● **Data excerpts**:
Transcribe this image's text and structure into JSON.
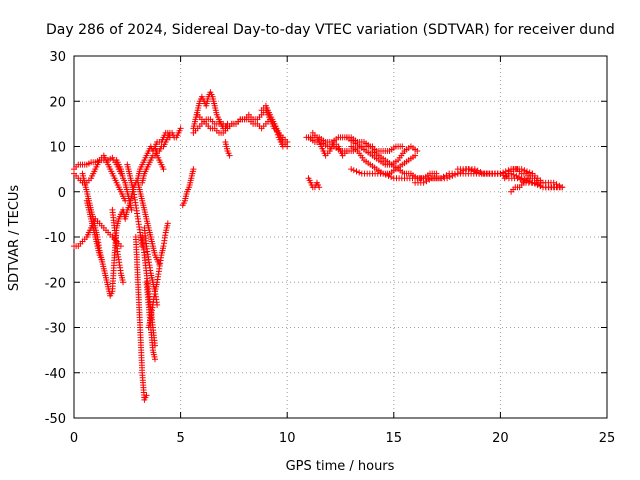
{
  "chart_data": {
    "type": "scatter",
    "title": "Day 286 of 2024, Sidereal Day-to-day VTEC variation (SDTVAR) for receiver dund",
    "xlabel": "GPS time / hours",
    "ylabel": "SDTVAR / TECUs",
    "xlim": [
      0,
      25
    ],
    "ylim": [
      -50,
      30
    ],
    "x_ticks": [
      0,
      5,
      10,
      15,
      20,
      25
    ],
    "y_ticks": [
      -50,
      -40,
      -30,
      -20,
      -10,
      0,
      10,
      20,
      30
    ],
    "grid": true,
    "marker": "+",
    "series": [
      {
        "name": "SDTVAR",
        "color": "#ff0000",
        "tracks": [
          {
            "x": [
              0.0,
              0.2,
              0.4,
              0.6,
              0.8,
              1.0,
              1.2,
              1.4,
              1.6,
              1.8,
              2.0,
              2.2
            ],
            "y": [
              5,
              6,
              6,
              6,
              6.5,
              6.5,
              7,
              7,
              7,
              7.5,
              6,
              4
            ]
          },
          {
            "x": [
              0.0,
              0.2,
              0.4,
              0.6,
              0.8,
              1.0,
              1.2,
              1.4,
              1.6,
              1.8,
              2.0,
              2.2,
              2.4
            ],
            "y": [
              4,
              3,
              2,
              2,
              3,
              5,
              7,
              8,
              6,
              4,
              2,
              0,
              -2
            ]
          },
          {
            "x": [
              0.0,
              0.2,
              0.4,
              0.6,
              0.8,
              1.0,
              1.2,
              1.4,
              1.6,
              1.8,
              2.0,
              2.2
            ],
            "y": [
              -12,
              -12,
              -11,
              -10,
              -8,
              -6,
              -7,
              -8,
              -9,
              -10,
              -11,
              -12
            ]
          },
          {
            "x": [
              0.4,
              0.5,
              0.6,
              0.7,
              0.8,
              0.9,
              1.0,
              1.1,
              1.2,
              1.3,
              1.4,
              1.5,
              1.6,
              1.7,
              1.8,
              1.9,
              2.0,
              2.1,
              2.2
            ],
            "y": [
              4,
              2,
              0,
              -2,
              -4,
              -6,
              -8,
              -10,
              -13,
              -15,
              -17,
              -19,
              -21,
              -23,
              -22,
              -14,
              -8,
              -6,
              -5
            ]
          },
          {
            "x": [
              0.6,
              0.7,
              0.8,
              0.9,
              1.0,
              1.1,
              1.2,
              1.3
            ],
            "y": [
              -2,
              -4,
              -6,
              -8,
              -10,
              -12,
              -14,
              -15
            ]
          },
          {
            "x": [
              1.8,
              1.9,
              2.0,
              2.1,
              2.2,
              2.3
            ],
            "y": [
              -4,
              -8,
              -12,
              -15,
              -18,
              -20
            ]
          },
          {
            "x": [
              2.0,
              2.1,
              2.2,
              2.3,
              2.4,
              2.5,
              2.6,
              2.7
            ],
            "y": [
              7,
              6,
              5,
              3,
              2,
              0,
              -2,
              -4
            ]
          },
          {
            "x": [
              2.5,
              2.6,
              2.7,
              2.8,
              2.9,
              3.0,
              3.1,
              3.2
            ],
            "y": [
              6,
              4,
              2,
              0,
              -3,
              -6,
              -9,
              -12
            ]
          },
          {
            "x": [
              2.2,
              2.3,
              2.4,
              2.5,
              2.6,
              2.7,
              2.8,
              2.9,
              3.0,
              3.1,
              3.2,
              3.3,
              3.4,
              3.5,
              3.6,
              3.7,
              3.8,
              3.9,
              4.0,
              4.1,
              4.2,
              4.3,
              4.4,
              4.5
            ],
            "y": [
              -5,
              -4,
              -6,
              -4,
              -3,
              -1,
              1,
              2,
              3,
              5,
              6,
              7,
              8,
              9,
              10,
              9,
              10,
              11,
              11,
              11,
              12,
              13,
              13,
              12
            ]
          },
          {
            "x": [
              3.2,
              3.3,
              3.4,
              3.5,
              3.6,
              3.7,
              3.8,
              3.9,
              4.0,
              4.1,
              4.2,
              4.3,
              4.4,
              4.5,
              4.6,
              4.7,
              4.8,
              4.9,
              5.0
            ],
            "y": [
              2,
              4,
              5,
              6,
              7,
              8,
              8,
              9,
              9,
              10,
              10,
              11,
              12,
              13,
              13,
              12,
              12,
              13,
              14
            ]
          },
          {
            "x": [
              2.9,
              3.0,
              3.1,
              3.2,
              3.3,
              3.4
            ],
            "y": [
              -10,
              -20,
              -30,
              -40,
              -46,
              -45
            ]
          },
          {
            "x": [
              3.2,
              3.3,
              3.4,
              3.5,
              3.6,
              3.7,
              3.8
            ],
            "y": [
              -10,
              -14,
              -18,
              -22,
              -26,
              -30,
              -34
            ]
          },
          {
            "x": [
              3.4,
              3.5,
              3.6,
              3.7,
              3.8
            ],
            "y": [
              -20,
              -25,
              -30,
              -35,
              -37
            ]
          },
          {
            "x": [
              3.5,
              3.6,
              3.7,
              3.8,
              3.9,
              4.0,
              4.1,
              4.2,
              4.3,
              4.4
            ],
            "y": [
              -30,
              -28,
              -25,
              -22,
              -20,
              -17,
              -14,
              -12,
              -9,
              -7
            ]
          },
          {
            "x": [
              3.0,
              3.1,
              3.2,
              3.3,
              3.4,
              3.5,
              3.6,
              3.7,
              3.8,
              3.9,
              4.0
            ],
            "y": [
              2,
              0,
              -2,
              -4,
              -6,
              -8,
              -10,
              -12,
              -14,
              -15,
              -16
            ]
          },
          {
            "x": [
              3.3,
              3.4,
              3.5,
              3.6,
              3.7,
              3.8,
              3.9
            ],
            "y": [
              -8,
              -12,
              -15,
              -18,
              -20,
              -22,
              -25
            ]
          },
          {
            "x": [
              3.8,
              3.9,
              4.0,
              4.1,
              4.2
            ],
            "y": [
              10,
              8,
              7,
              6,
              5
            ]
          },
          {
            "x": [
              5.1,
              5.2,
              5.3,
              5.4,
              5.5,
              5.6
            ],
            "y": [
              -3,
              -2,
              0,
              1,
              3,
              5
            ]
          },
          {
            "x": [
              5.6,
              5.7,
              5.8,
              5.9,
              6.0,
              6.1,
              6.2,
              6.3,
              6.4,
              6.5,
              6.6,
              6.7,
              6.8,
              6.9,
              7.0,
              7.1,
              7.2
            ],
            "y": [
              14,
              16,
              18,
              20,
              21,
              20,
              19,
              21,
              22,
              21,
              19,
              17,
              16,
              15,
              14,
              14,
              15
            ]
          },
          {
            "x": [
              5.6,
              5.8,
              6.0,
              6.2,
              6.4,
              6.6,
              6.8,
              7.0,
              7.2,
              7.4,
              7.6,
              7.8,
              8.0,
              8.2,
              8.4,
              8.6,
              8.8,
              9.0,
              9.2,
              9.4,
              9.6,
              9.8,
              10.0
            ],
            "y": [
              13,
              14,
              15,
              16,
              16,
              15,
              15,
              15,
              14,
              15,
              15,
              16,
              16,
              17,
              16,
              16,
              17,
              18,
              16,
              14,
              13,
              12,
              11
            ]
          },
          {
            "x": [
              5.8,
              6.0,
              6.2,
              6.4,
              6.6,
              6.8,
              7.0,
              7.2,
              7.4,
              7.6,
              7.8,
              8.0,
              8.2,
              8.4,
              8.6,
              8.8,
              9.0,
              9.2,
              9.4,
              9.6,
              9.8,
              10.0
            ],
            "y": [
              17,
              16,
              15,
              14,
              14,
              13,
              13,
              14,
              15,
              15,
              16,
              16,
              16,
              15,
              15,
              14,
              15,
              16,
              15,
              13,
              11,
              10
            ]
          },
          {
            "x": [
              7.1,
              7.2,
              7.3
            ],
            "y": [
              11,
              9,
              8
            ]
          },
          {
            "x": [
              8.8,
              9.0,
              9.2,
              9.4,
              9.6,
              9.8,
              10.0
            ],
            "y": [
              18,
              19,
              17,
              15,
              12,
              10,
              11
            ]
          },
          {
            "x": [
              11.0,
              11.1,
              11.2,
              11.3,
              11.4,
              11.5
            ],
            "y": [
              3,
              2,
              1,
              1,
              2,
              1
            ]
          },
          {
            "x": [
              10.9,
              11.2,
              11.5,
              11.8,
              12.1,
              12.4,
              12.7,
              13.0,
              13.3,
              13.6,
              13.9,
              14.2,
              14.5,
              14.8,
              15.1,
              15.4
            ],
            "y": [
              12,
              12,
              12,
              11,
              11,
              12,
              12,
              12,
              11,
              11,
              10,
              9,
              9,
              9,
              10,
              10
            ]
          },
          {
            "x": [
              11.0,
              11.3,
              11.6,
              11.9,
              12.2,
              12.5,
              12.8,
              13.1,
              13.4,
              13.7,
              14.0
            ],
            "y": [
              12,
              11,
              11,
              10,
              10,
              9,
              9,
              9,
              10,
              10,
              10
            ]
          },
          {
            "x": [
              11.2,
              11.4,
              11.6,
              11.8,
              12.0,
              12.2,
              12.4,
              12.6,
              12.8
            ],
            "y": [
              13,
              12,
              10,
              8,
              9,
              11,
              10,
              8,
              9
            ]
          },
          {
            "x": [
              12.8,
              13.1,
              13.4,
              13.7,
              14.0,
              14.3,
              14.6,
              14.9,
              15.2,
              15.5,
              15.8,
              16.1
            ],
            "y": [
              12,
              11,
              10,
              9,
              8,
              7,
              6,
              6,
              7,
              9,
              10,
              9
            ]
          },
          {
            "x": [
              13.0,
              13.3,
              13.6,
              13.9,
              14.2,
              14.5,
              14.8,
              15.1,
              15.4,
              15.7,
              16.0
            ],
            "y": [
              10,
              9,
              7,
              6,
              5,
              4,
              4,
              5,
              6,
              7,
              8
            ]
          },
          {
            "x": [
              14.0,
              14.3,
              14.6,
              14.9,
              15.2,
              15.5,
              15.8,
              16.1,
              16.4,
              16.7,
              17.0
            ],
            "y": [
              9,
              8,
              7,
              6,
              5,
              4,
              4,
              3,
              3,
              4,
              4
            ]
          },
          {
            "x": [
              13.0,
              13.5,
              14.0,
              14.5,
              15.0,
              15.5,
              16.0,
              16.5,
              17.0,
              17.5,
              18.0,
              18.5,
              19.0,
              19.5,
              20.0,
              20.5,
              21.0,
              21.5,
              22.0,
              22.5,
              22.9
            ],
            "y": [
              5,
              4,
              4,
              4,
              3,
              3,
              3,
              3,
              3,
              3,
              4,
              4,
              4,
              4,
              4,
              4,
              3,
              2,
              1,
              1,
              1
            ]
          },
          {
            "x": [
              16.0,
              16.4,
              16.8,
              17.2,
              17.6,
              18.0,
              18.4,
              18.8,
              19.2,
              19.6,
              20.0,
              20.4,
              20.8,
              21.2,
              21.6,
              22.0,
              22.4,
              22.8
            ],
            "y": [
              2,
              2,
              3,
              3,
              4,
              4,
              5,
              5,
              4,
              4,
              4,
              3,
              3,
              2,
              2,
              1,
              1,
              1
            ]
          },
          {
            "x": [
              18.0,
              18.5,
              19.0,
              19.5,
              20.0,
              20.5,
              21.0,
              21.5,
              22.0,
              22.5,
              22.9
            ],
            "y": [
              5,
              5,
              4,
              4,
              4,
              5,
              5,
              4,
              2,
              2,
              1
            ]
          },
          {
            "x": [
              20.2,
              20.4,
              20.6,
              20.8,
              21.0,
              21.2,
              21.4,
              21.6,
              21.8,
              22.0
            ],
            "y": [
              3,
              4,
              5,
              5,
              4,
              4,
              3,
              3,
              2,
              2
            ]
          },
          {
            "x": [
              20.5,
              20.7,
              20.9,
              21.1,
              21.3,
              21.5
            ],
            "y": [
              0,
              1,
              1,
              2,
              3,
              4
            ]
          }
        ]
      }
    ]
  }
}
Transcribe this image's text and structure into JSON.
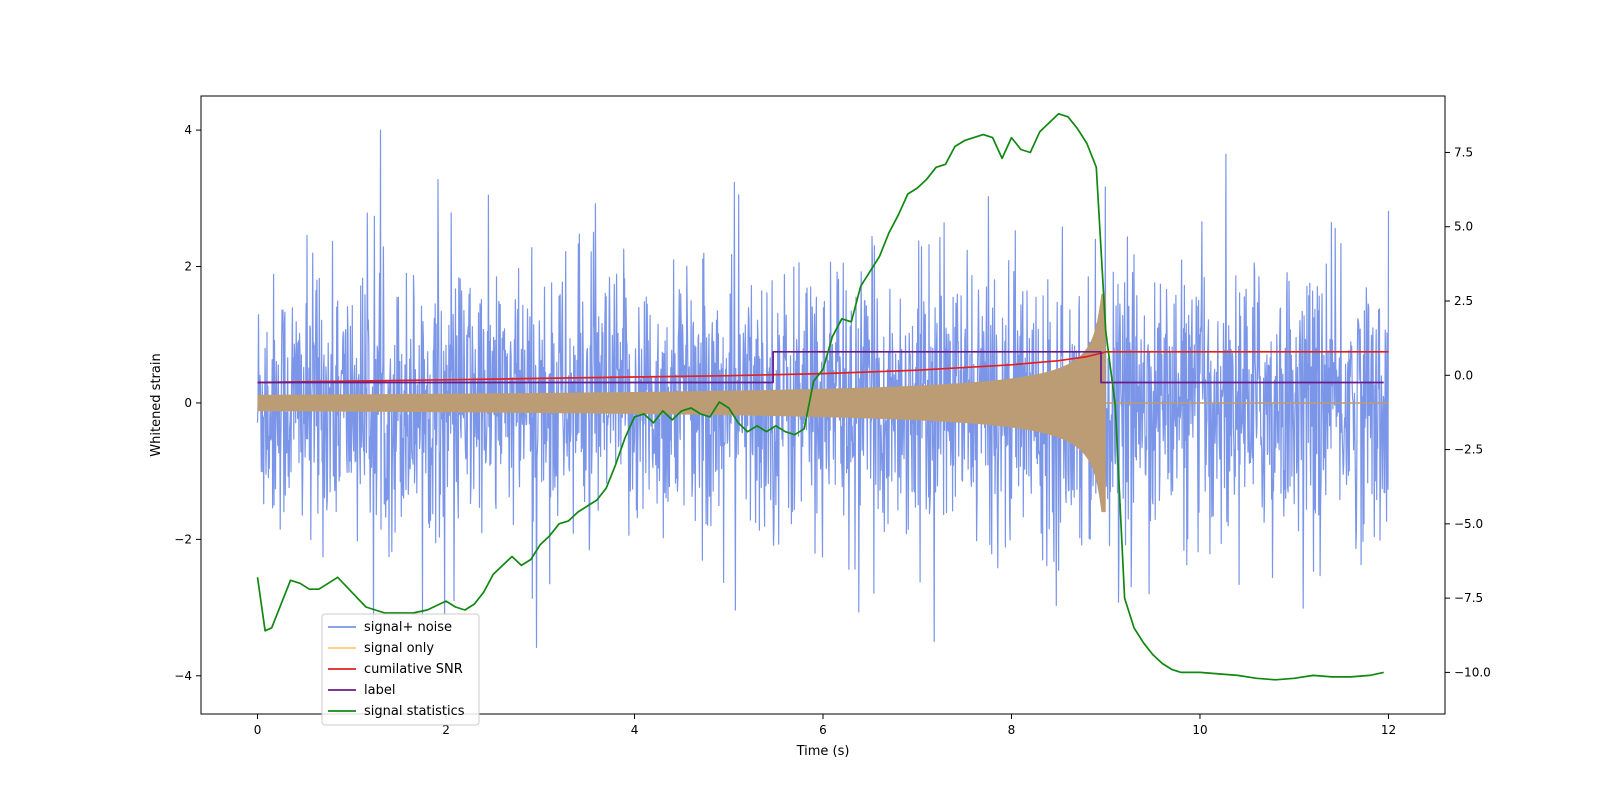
{
  "chart_data": {
    "type": "line",
    "title": "",
    "xlabel": "Time (s)",
    "ylabel": "Whitened strain",
    "y2label": "",
    "xlim": [
      -0.6,
      12.6
    ],
    "ylim": [
      -4.56,
      4.5
    ],
    "y2lim": [
      -11.4,
      9.4
    ],
    "xticks": [
      0,
      2,
      4,
      6,
      8,
      10,
      12
    ],
    "xtick_labels": [
      "0",
      "2",
      "4",
      "6",
      "8",
      "10",
      "12"
    ],
    "yticks": [
      -4,
      -2,
      0,
      2,
      4
    ],
    "ytick_labels": [
      "−4",
      "−2",
      "0",
      "2",
      "4"
    ],
    "y2ticks": [
      -10.0,
      -7.5,
      -5.0,
      -2.5,
      0.0,
      2.5,
      5.0,
      7.5
    ],
    "y2tick_labels": [
      "−10.0",
      "−7.5",
      "−5.0",
      "−2.5",
      "0.0",
      "2.5",
      "5.0",
      "7.5"
    ],
    "legend_position": "lower-left",
    "noise_params": {
      "t_start": 0,
      "t_end": 12,
      "base_amplitude": 1.5,
      "peak_amplitude": 4.0
    },
    "series": [
      {
        "name": "signal+ noise",
        "color": "#7b96e8",
        "axis": "left",
        "style": "noise"
      },
      {
        "name": "signal only",
        "color": "#ffcc77",
        "fill_color": "#bc9c74",
        "axis": "left",
        "style": "chirp",
        "chirp": {
          "t_start": 0,
          "t_merge": 9.0,
          "t_end": 12,
          "start_amplitude": 0.12,
          "peak_amplitude": 1.6
        }
      },
      {
        "name": "cumilative SNR",
        "color": "#e32020",
        "axis": "left",
        "style": "line",
        "x": [
          0,
          1,
          2,
          3,
          4,
          5,
          6,
          7,
          8,
          8.5,
          8.8,
          8.95,
          9.0,
          12
        ],
        "y": [
          0.3,
          0.32,
          0.34,
          0.36,
          0.38,
          0.4,
          0.43,
          0.48,
          0.56,
          0.62,
          0.68,
          0.73,
          0.75,
          0.75
        ]
      },
      {
        "name": "label",
        "color": "#6a1a8a",
        "axis": "left",
        "style": "line",
        "x": [
          0,
          5.47,
          5.47,
          8.95,
          8.95,
          11.95
        ],
        "y": [
          0.3,
          0.3,
          0.75,
          0.75,
          0.3,
          0.3
        ]
      },
      {
        "name": "signal statistics",
        "color": "#118811",
        "axis": "right",
        "style": "line",
        "x": [
          0,
          0.08,
          0.15,
          0.35,
          0.45,
          0.55,
          0.65,
          0.75,
          0.85,
          1.0,
          1.15,
          1.35,
          1.5,
          1.65,
          1.8,
          2.0,
          2.1,
          2.2,
          2.3,
          2.4,
          2.5,
          2.6,
          2.7,
          2.8,
          2.9,
          3.0,
          3.1,
          3.2,
          3.3,
          3.4,
          3.5,
          3.6,
          3.7,
          3.8,
          3.9,
          4.0,
          4.1,
          4.2,
          4.3,
          4.4,
          4.5,
          4.6,
          4.7,
          4.8,
          4.9,
          5.0,
          5.1,
          5.2,
          5.3,
          5.4,
          5.5,
          5.6,
          5.7,
          5.8,
          5.9,
          6.0,
          6.1,
          6.2,
          6.3,
          6.4,
          6.5,
          6.6,
          6.7,
          6.8,
          6.9,
          7.0,
          7.1,
          7.2,
          7.3,
          7.4,
          7.5,
          7.6,
          7.7,
          7.8,
          7.9,
          8.0,
          8.1,
          8.2,
          8.3,
          8.4,
          8.5,
          8.6,
          8.7,
          8.8,
          8.9,
          9.0,
          9.1,
          9.2,
          9.3,
          9.4,
          9.5,
          9.6,
          9.7,
          9.8,
          9.9,
          10.0,
          10.2,
          10.4,
          10.6,
          10.8,
          11.0,
          11.2,
          11.4,
          11.6,
          11.8,
          11.95
        ],
        "y": [
          -6.8,
          -8.6,
          -8.5,
          -6.9,
          -7.0,
          -7.2,
          -7.2,
          -7.0,
          -6.8,
          -7.3,
          -7.8,
          -8.0,
          -8.0,
          -8.0,
          -7.9,
          -7.6,
          -7.8,
          -7.9,
          -7.7,
          -7.3,
          -6.7,
          -6.4,
          -6.1,
          -6.4,
          -6.2,
          -5.7,
          -5.4,
          -5.0,
          -4.9,
          -4.6,
          -4.4,
          -4.2,
          -3.8,
          -3.0,
          -2.1,
          -1.4,
          -1.3,
          -1.6,
          -1.2,
          -1.5,
          -1.2,
          -1.1,
          -1.3,
          -1.4,
          -0.9,
          -1.1,
          -1.6,
          -1.9,
          -1.7,
          -1.9,
          -1.7,
          -1.9,
          -2.0,
          -1.8,
          -0.2,
          0.2,
          1.3,
          1.9,
          1.8,
          3.0,
          3.5,
          4.0,
          4.8,
          5.4,
          6.1,
          6.3,
          6.6,
          7.0,
          7.1,
          7.7,
          7.9,
          8.0,
          8.1,
          8.0,
          7.3,
          8.0,
          7.6,
          7.5,
          8.2,
          8.5,
          8.8,
          8.7,
          8.3,
          7.8,
          7.0,
          1.5,
          -1.0,
          -7.5,
          -8.5,
          -9.0,
          -9.4,
          -9.7,
          -9.9,
          -10.0,
          -10.0,
          -10.0,
          -10.05,
          -10.1,
          -10.2,
          -10.25,
          -10.2,
          -10.1,
          -10.15,
          -10.15,
          -10.1,
          -10.0
        ]
      }
    ]
  }
}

● **Your task**: Only lines holding the string "name" are wanted; gather each one from the entries above.

● **Written response**:
        "name": "SDTVAR",
        "name": "signal+ noise",
        "name": "signal only",
        "name": "cumilative SNR",
        "name": "label",
        "name": "signal statistics",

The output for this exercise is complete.